(Figure content listings)
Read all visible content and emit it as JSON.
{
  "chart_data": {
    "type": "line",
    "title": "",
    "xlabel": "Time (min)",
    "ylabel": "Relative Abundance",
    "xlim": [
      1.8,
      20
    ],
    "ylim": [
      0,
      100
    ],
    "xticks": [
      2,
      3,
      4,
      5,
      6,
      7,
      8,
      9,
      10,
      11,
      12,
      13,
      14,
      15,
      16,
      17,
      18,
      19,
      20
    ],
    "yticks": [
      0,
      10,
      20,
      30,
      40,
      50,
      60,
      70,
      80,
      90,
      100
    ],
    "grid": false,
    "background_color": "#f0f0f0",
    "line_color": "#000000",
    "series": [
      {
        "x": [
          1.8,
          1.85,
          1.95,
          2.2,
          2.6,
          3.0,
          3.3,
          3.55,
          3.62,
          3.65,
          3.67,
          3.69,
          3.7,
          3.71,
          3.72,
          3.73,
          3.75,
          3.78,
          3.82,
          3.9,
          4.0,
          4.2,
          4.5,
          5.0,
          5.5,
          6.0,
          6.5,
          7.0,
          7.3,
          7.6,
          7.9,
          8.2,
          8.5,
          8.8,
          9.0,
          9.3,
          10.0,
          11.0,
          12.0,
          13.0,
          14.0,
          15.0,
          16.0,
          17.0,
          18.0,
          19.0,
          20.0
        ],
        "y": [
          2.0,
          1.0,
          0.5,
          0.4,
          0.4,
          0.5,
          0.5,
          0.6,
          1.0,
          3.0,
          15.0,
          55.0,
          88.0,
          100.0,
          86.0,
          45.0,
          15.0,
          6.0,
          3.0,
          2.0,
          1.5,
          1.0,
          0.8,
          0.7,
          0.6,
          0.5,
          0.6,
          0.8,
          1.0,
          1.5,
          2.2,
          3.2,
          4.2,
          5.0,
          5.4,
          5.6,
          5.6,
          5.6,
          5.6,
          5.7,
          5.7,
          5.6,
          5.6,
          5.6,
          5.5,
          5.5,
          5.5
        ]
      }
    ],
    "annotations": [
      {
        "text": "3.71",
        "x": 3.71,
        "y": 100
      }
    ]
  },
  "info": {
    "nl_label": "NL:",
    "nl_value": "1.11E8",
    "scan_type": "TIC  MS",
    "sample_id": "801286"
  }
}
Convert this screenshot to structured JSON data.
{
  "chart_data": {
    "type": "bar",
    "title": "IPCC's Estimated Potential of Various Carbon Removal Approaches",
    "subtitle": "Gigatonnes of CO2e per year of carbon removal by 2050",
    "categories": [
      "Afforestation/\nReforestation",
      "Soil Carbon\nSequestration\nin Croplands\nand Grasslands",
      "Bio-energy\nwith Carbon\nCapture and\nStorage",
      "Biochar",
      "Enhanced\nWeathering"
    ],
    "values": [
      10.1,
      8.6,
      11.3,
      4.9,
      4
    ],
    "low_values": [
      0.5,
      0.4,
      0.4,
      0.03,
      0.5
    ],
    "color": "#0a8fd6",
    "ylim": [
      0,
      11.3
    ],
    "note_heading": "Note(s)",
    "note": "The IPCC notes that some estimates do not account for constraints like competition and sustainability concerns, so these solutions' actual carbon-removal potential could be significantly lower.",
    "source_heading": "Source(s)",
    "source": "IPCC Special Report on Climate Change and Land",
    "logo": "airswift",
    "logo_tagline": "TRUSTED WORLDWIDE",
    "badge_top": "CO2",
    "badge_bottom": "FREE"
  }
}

**PROBLEM TO SOLVE:**
Give back all the records exactly as they stand.

**EXERCISE SOLUTION:**
Read all visible content and emit it as JSON.
{
  "chart_data": {
    "type": "line",
    "title": "",
    "xlabel": "Time (min)",
    "ylabel": "Relative Abundance",
    "xlim": [
      1.8,
      20
    ],
    "ylim": [
      0,
      100
    ],
    "xticks": [
      2,
      3,
      4,
      5,
      6,
      7,
      8,
      9,
      10,
      11,
      12,
      13,
      14,
      15,
      16,
      17,
      18,
      19,
      20
    ],
    "yticks": [
      0,
      10,
      20,
      30,
      40,
      50,
      60,
      70,
      80,
      90,
      100
    ],
    "grid": false,
    "background_color": "#f0f0f0",
    "line_color": "#000000",
    "series": [
      {
        "x": [
          1.8,
          1.85,
          1.95,
          2.2,
          2.6,
          3.0,
          3.3,
          3.55,
          3.62,
          3.65,
          3.67,
          3.69,
          3.7,
          3.71,
          3.72,
          3.73,
          3.75,
          3.78,
          3.82,
          3.9,
          4.0,
          4.2,
          4.5,
          5.0,
          5.5,
          6.0,
          6.5,
          7.0,
          7.3,
          7.6,
          7.9,
          8.2,
          8.5,
          8.8,
          9.0,
          9.3,
          10.0,
          11.0,
          12.0,
          13.0,
          14.0,
          15.0,
          16.0,
          17.0,
          18.0,
          19.0,
          20.0
        ],
        "y": [
          2.0,
          1.0,
          0.5,
          0.4,
          0.4,
          0.5,
          0.5,
          0.6,
          1.0,
          3.0,
          15.0,
          55.0,
          88.0,
          100.0,
          86.0,
          45.0,
          15.0,
          6.0,
          3.0,
          2.0,
          1.5,
          1.0,
          0.8,
          0.7,
          0.6,
          0.5,
          0.6,
          0.8,
          1.0,
          1.5,
          2.2,
          3.2,
          4.2,
          5.0,
          5.4,
          5.6,
          5.6,
          5.6,
          5.6,
          5.7,
          5.7,
          5.6,
          5.6,
          5.6,
          5.5,
          5.5,
          5.5
        ]
      }
    ],
    "annotations": [
      {
        "text": "3.71",
        "x": 3.71,
        "y": 100
      }
    ]
  },
  "info": {
    "nl_label": "NL:",
    "nl_value": "1.11E8",
    "scan_type": "TIC  MS",
    "sample_id": "801286"
  }
}
Convert this screenshot to structured JSON data.
{
  "chart_data": {
    "type": "bar",
    "title": "IPCC's Estimated Potential of Various Carbon Removal Approaches",
    "subtitle": "Gigatonnes of CO2e per year of carbon removal by 2050",
    "categories": [
      "Afforestation/\nReforestation",
      "Soil Carbon\nSequestration\nin Croplands\nand Grasslands",
      "Bio-energy\nwith Carbon\nCapture and\nStorage",
      "Biochar",
      "Enhanced\nWeathering"
    ],
    "values": [
      10.1,
      8.6,
      11.3,
      4.9,
      4
    ],
    "low_values": [
      0.5,
      0.4,
      0.4,
      0.03,
      0.5
    ],
    "color": "#0a8fd6",
    "ylim": [
      0,
      11.3
    ],
    "note_heading": "Note(s)",
    "note": "The IPCC notes that some estimates do not account for constraints like competition and sustainability concerns, so these solutions' actual carbon-removal potential could be significantly lower.",
    "source_heading": "Source(s)",
    "source": "IPCC Special Report on Climate Change and Land",
    "logo": "airswift",
    "logo_tagline": "TRUSTED WORLDWIDE",
    "badge_top": "CO2",
    "badge_bottom": "FREE"
  }
}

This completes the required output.